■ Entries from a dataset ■
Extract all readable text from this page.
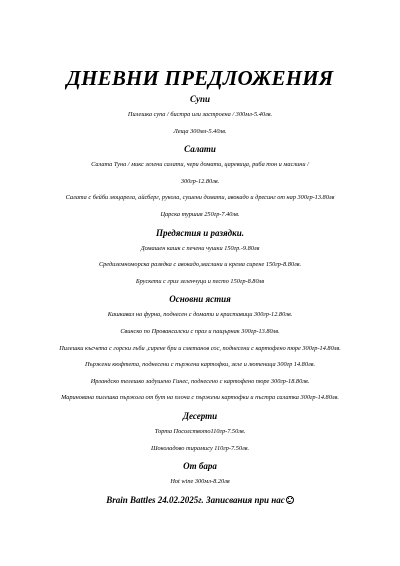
ДНЕВНИ ПРЕДЛОЖЕНИЯ
Супи
Пилешка супа / бистра или застроена / 300мл-5.40лв.
Леща 300мл-5.40лв.
Салати
Салата Туна / микс зелени салати, чери домати, царевица, риба тон и маслини /
300гр-12.80лв.
Салата с бейби моцарела, айсберг, рукола, сушени домати, авокадо и дресинг от нар 300гр-13.80лв
Царска туршия 250гр-7.40лв.
Предястия и разядки.
Домашен кашк с печени чушки 150гр.-9.80лв
Средиземноморска разядка с авокадо,маслини и крема сирене 150гр-8.80лв.
Брускети с гриз зеленчуци и песто 150гр-8.80лв
Основни ястия
Кашкавал на фурна, поднесен с домати и краставици 300гр-12.80лв.
Свинско по Провансалски с праз и пащърнак 300гр-13.80лв.
Пилешки късчета с горски гъби ,сирене бри и сметанов сос, поднесени с картофено пюре 300гр-14.80лв.
Пържени кюфтета, поднесени с пържени картофки, зеле и лютеница 300гр 14.80лв.
Ирландско телешко задушено Гинес, поднесено с картофено пюре 300гр-18.80лв.
Маринована пилешка пържола от бут на плоча с пържени картофки и пъстра салатка 300гр-14.80лв.
Десерти
Торта Посолството110гр-7.50лв.
Шоколадово тирамису 110гр-7.50лв.
От бара
Hot wine 300мл-8.20лв
Brain Battles 24.02.2025г. Записвания при нас
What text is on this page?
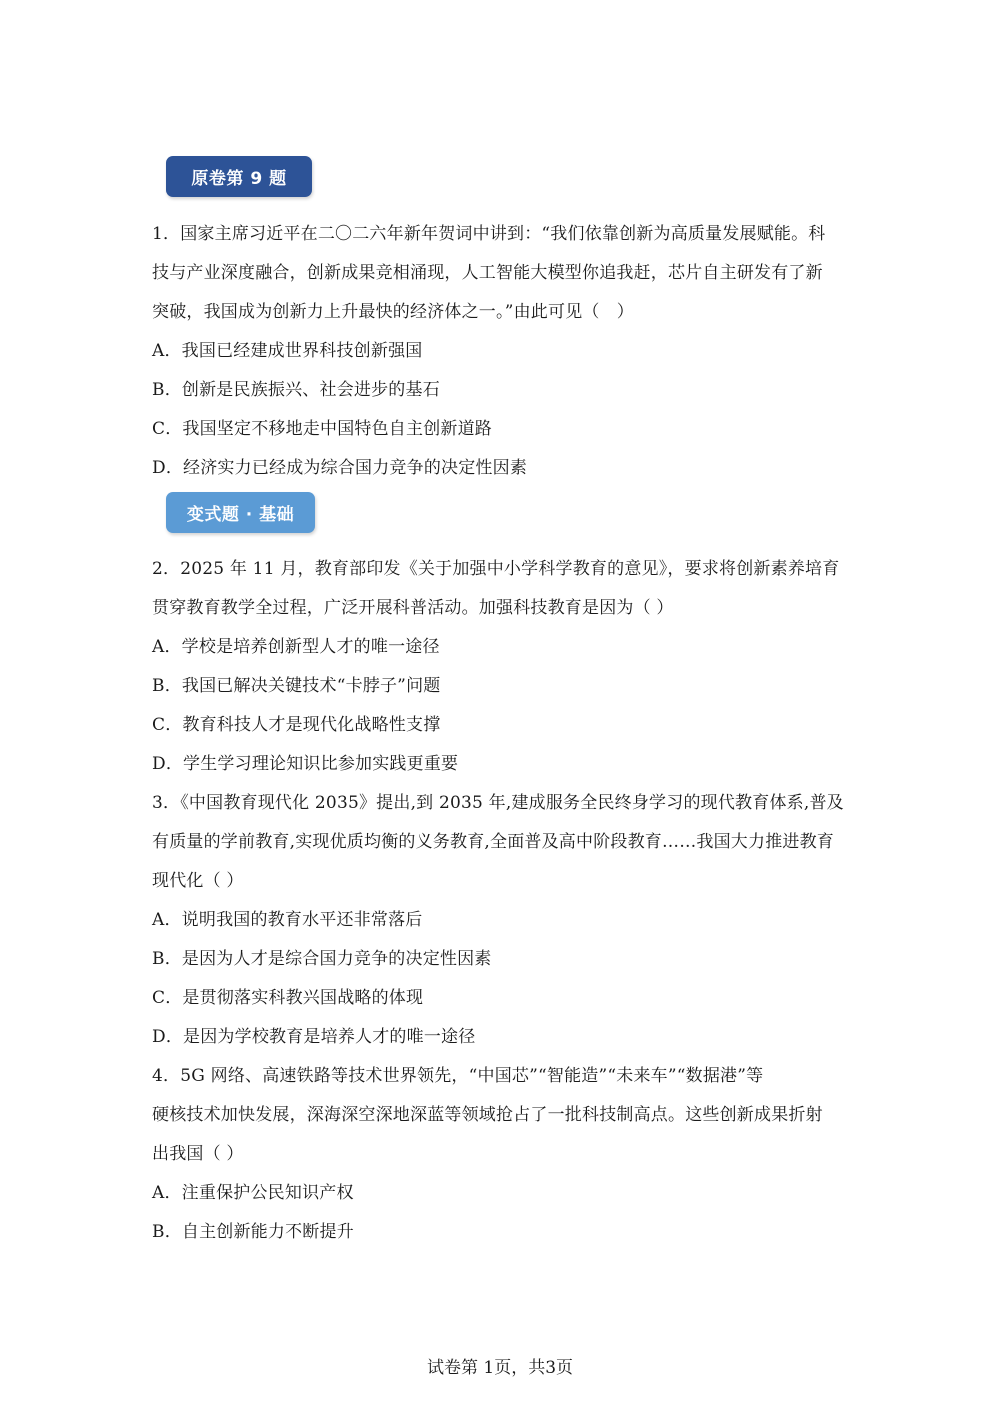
原卷第 9 题
1．国家主席习近平在二〇二六年新年贺词中讲到：“我们依靠创新为高质量发展赋能。科
技与产业深度融合，创新成果竞相涌现，人工智能大模型你追我赶，芯片自主研发有了新
突破，我国成为创新力上升最快的经济体之一。”由此可见（　）
A．我国已经建成世界科技创新强国
B．创新是民族振兴、社会进步的基石
C．我国坚定不移地走中国特色自主创新道路
D．经济实力已经成为综合国力竞争的决定性因素
变式题 · 基础
2．2025 年 11 月，教育部印发《关于加强中小学科学教育的意见》，要求将创新素养培育
贯穿教育教学全过程，广泛开展科普活动。加强科技教育是因为（ ）
A．学校是培养创新型人才的唯一途径
B．我国已解决关键技术“卡脖子”问题
C．教育科技人才是现代化战略性支撑
D．学生学习理论知识比参加实践更重要
3．《中国教育现代化 2035》提出,到 2035 年,建成服务全民终身学习的现代教育体系,普及
有质量的学前教育,实现优质均衡的义务教育,全面普及高中阶段教育……我国大力推进教育
现代化（ ）
A．说明我国的教育水平还非常落后
B．是因为人才是综合国力竞争的决定性因素
C．是贯彻落实科教兴国战略的体现
D．是因为学校教育是培养人才的唯一途径
4．5G 网络、高速铁路等技术世界领先，“中国芯”“智能造”“未来车”“数据港”等
硬核技术加快发展，深海深空深地深蓝等领域抢占了一批科技制高点。这些创新成果折射
出我国（ ）
A．注重保护公民知识产权
B．自主创新能力不断提升
试卷第 1页，共3页
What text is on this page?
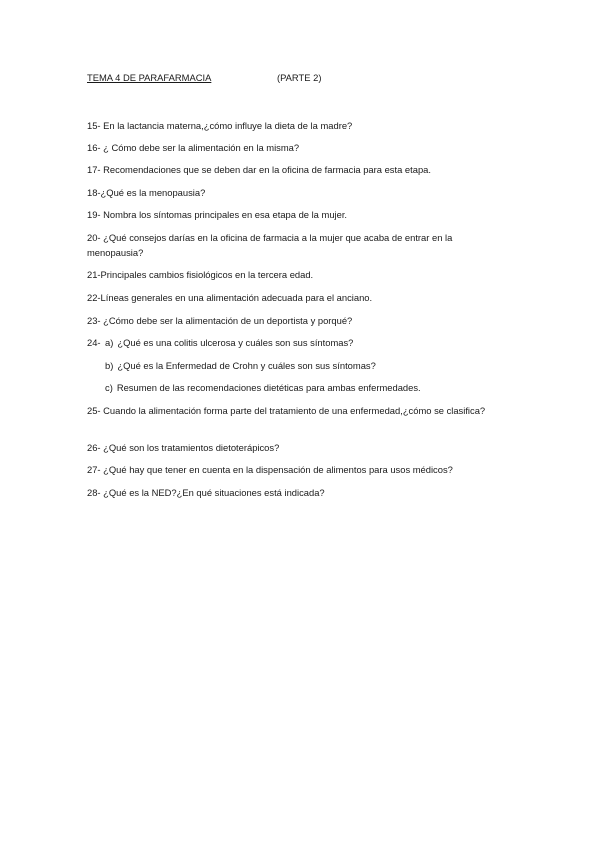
TEMA 4 DE PARAFARMACIA	(PARTE 2)
15- En la lactancia materna,¿cómo influye la dieta de la madre?
16- ¿ Cómo debe ser la alimentación en la misma?
17- Recomendaciones que se deben dar en la oficina de farmacia para esta etapa.
18-¿Qué es la menopausia?
19- Nombra los síntomas principales en esa etapa de la mujer.
20- ¿Qué consejos darías en la oficina de farmacia a la mujer que acaba de entrar en la menopausia?
21-Principales cambios fisiológicos en la tercera edad.
22-Líneas generales en una alimentación adecuada para el anciano.
23- ¿Cómo debe ser la alimentación de un deportista y porqué?
24- a) ¿Qué es una colitis ulcerosa y cuáles son sus síntomas?
b) ¿Qué es la Enfermedad de Crohn y cuáles son sus síntomas?
c) Resumen de las recomendaciones dietéticas para ambas enfermedades.
25- Cuando la alimentación forma parte del tratamiento de una enfermedad,¿cómo se clasifica?
26- ¿Qué son los tratamientos dietoterápicos?
27- ¿Qué hay que tener en cuenta en la dispensación de alimentos para usos médicos?
28- ¿Qué es la NED?¿En qué situaciones está indicada?
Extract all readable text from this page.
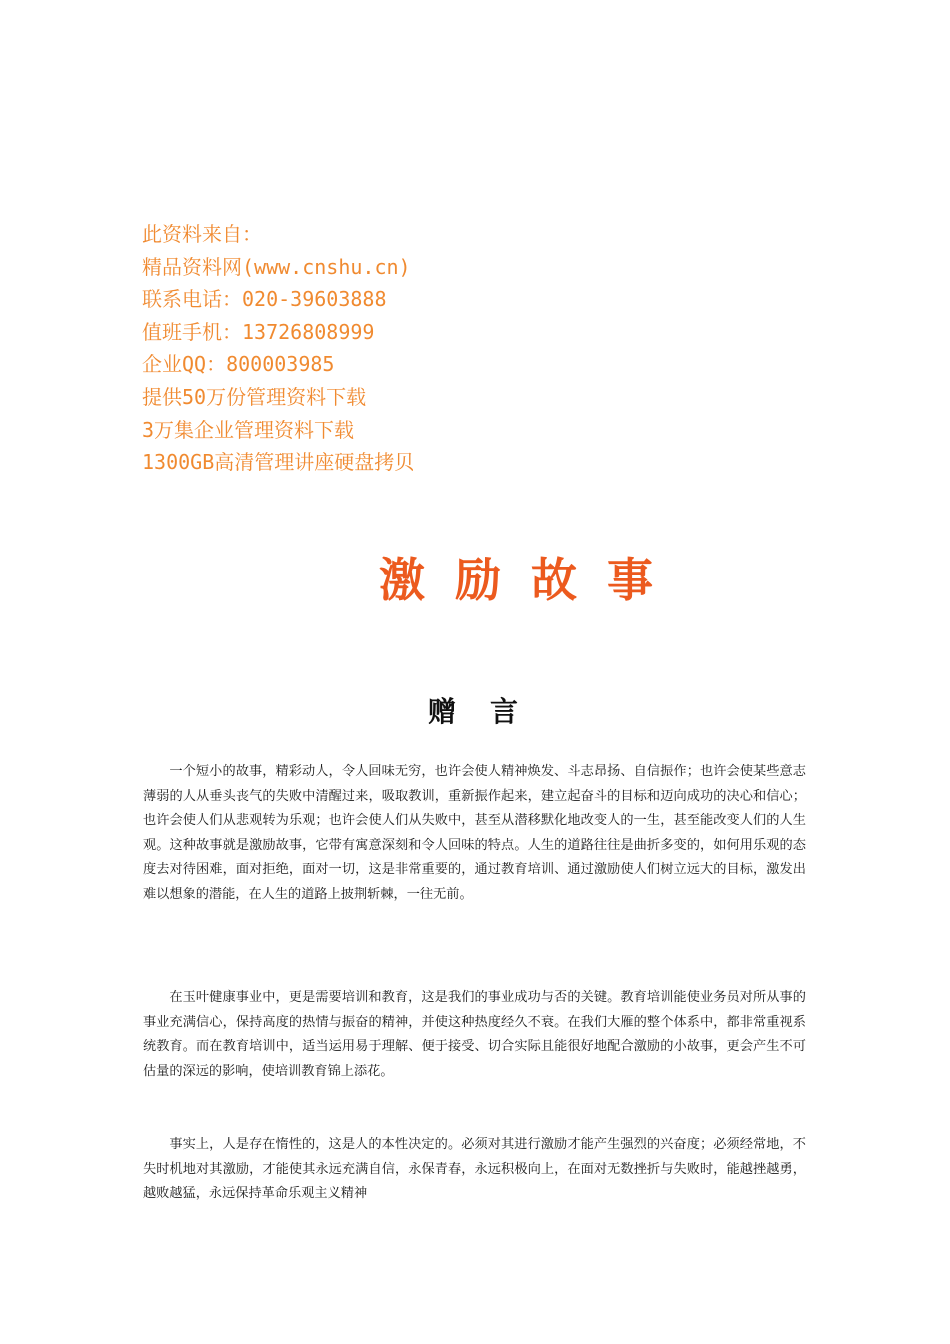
此资料来自：
精品资料网(www.cnshu.cn)
联系电话：020-39603888
值班手机：13726808999
企业QQ：800003985
提供50万份管理资料下载
3万集企业管理资料下载
1300GB高清管理讲座硬盘拷贝
激励故事
赠言

一个短小的故事，精彩动人，令人回味无穷，也许会使人精神焕发、斗志昂扬、自信振作；也许会使某些意志薄弱的人从垂头丧气的失败中清醒过来，吸取教训，重新振作起来，建立起奋斗的目标和迈向成功的决心和信心；也许会使人们从悲观转为乐观；也许会使人们从失败中，甚至从潜移默化地改变人的一生，甚至能改变人们的人生观。这种故事就是激励故事，它带有寓意深刻和令人回味的特点。人生的道路往往是曲折多变的，如何用乐观的态度去对待困难，面对拒绝，面对一切，这是非常重要的，通过教育培训、通过激励使人们树立远大的目标，激发出难以想象的潜能，在人生的道路上披荆斩棘，一往无前。

在玉叶健康事业中，更是需要培训和教育，这是我们的事业成功与否的关键。教育培训能使业务员对所从事的事业充满信心，保持高度的热情与振奋的精神，并使这种热度经久不衰。在我们大雁的整个体系中，都非常重视系统教育。而在教育培训中，适当运用易于理解、便于接受、切合实际且能很好地配合激励的小故事，更会产生不可估量的深远的影响，使培训教育锦上添花。

事实上，人是存在惰性的，这是人的本性决定的。必须对其进行激励才能产生强烈的兴奋度；必须经常地，不失时机地对其激励，才能使其永远充满自信，永保青春，永远积极向上，在面对无数挫折与失败时，能越挫越勇，越败越猛，永远保持革命乐观主义精神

■ Short task ■
What is the number of lines in the data that hold the word "маслини"? Reply with that number and nothing else.

■ Worked solution ■
2